| WHAT YOU ARE ASKED TO DO |
Output the data below in full, character for character.

----

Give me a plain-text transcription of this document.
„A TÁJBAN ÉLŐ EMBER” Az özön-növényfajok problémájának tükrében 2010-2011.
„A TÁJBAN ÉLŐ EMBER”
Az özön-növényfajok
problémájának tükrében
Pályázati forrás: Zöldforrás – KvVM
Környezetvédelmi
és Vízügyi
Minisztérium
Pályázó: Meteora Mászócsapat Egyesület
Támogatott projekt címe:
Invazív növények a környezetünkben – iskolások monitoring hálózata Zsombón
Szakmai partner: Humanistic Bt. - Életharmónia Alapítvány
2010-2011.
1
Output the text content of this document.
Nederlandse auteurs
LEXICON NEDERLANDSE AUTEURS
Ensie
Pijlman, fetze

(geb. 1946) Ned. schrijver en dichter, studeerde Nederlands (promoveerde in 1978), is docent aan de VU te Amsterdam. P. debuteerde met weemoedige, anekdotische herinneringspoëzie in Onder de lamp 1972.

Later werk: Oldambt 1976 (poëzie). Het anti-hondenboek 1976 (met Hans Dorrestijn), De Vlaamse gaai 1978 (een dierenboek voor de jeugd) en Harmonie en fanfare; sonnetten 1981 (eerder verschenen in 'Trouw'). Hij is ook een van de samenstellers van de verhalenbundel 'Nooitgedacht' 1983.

----

| THE ANSWER |
Give me a plain-text transcription of this document.
„A TÁJBAN ÉLŐ EMBER” Az özön-növényfajok problémájának tükrében 2010-2011.
„A TÁJBAN ÉLŐ EMBER”
Az özön-növényfajok
problémájának tükrében
Pályázati forrás: Zöldforrás – KvVM
Környezetvédelmi
és Vízügyi
Minisztérium
Pályázó: Meteora Mászócsapat Egyesület
Támogatott projekt címe:
Invazív növények a környezetünkben – iskolások monitoring hálózata Zsombón
Szakmai partner: Humanistic Bt. - Életharmónia Alapítvány
2010-2011.
1
Output the text content of this document.
Nederlandse auteurs
LEXICON NEDERLANDSE AUTEURS
Ensie
Pijlman, fetze

(geb. 1946) Ned. schrijver en dichter, studeerde Nederlands (promoveerde in 1978), is docent aan de VU te Amsterdam. P. debuteerde met weemoedige, anekdotische herinneringspoëzie in Onder de lamp 1972.

Later werk: Oldambt 1976 (poëzie). Het anti-hondenboek 1976 (met Hans Dorrestijn), De Vlaamse gaai 1978 (een dierenboek voor de jeugd) en Harmonie en fanfare; sonnetten 1981 (eerder verschenen in 'Trouw'). Hij is ook een van de samenstellers van de verhalenbundel 'Nooitgedacht' 1983.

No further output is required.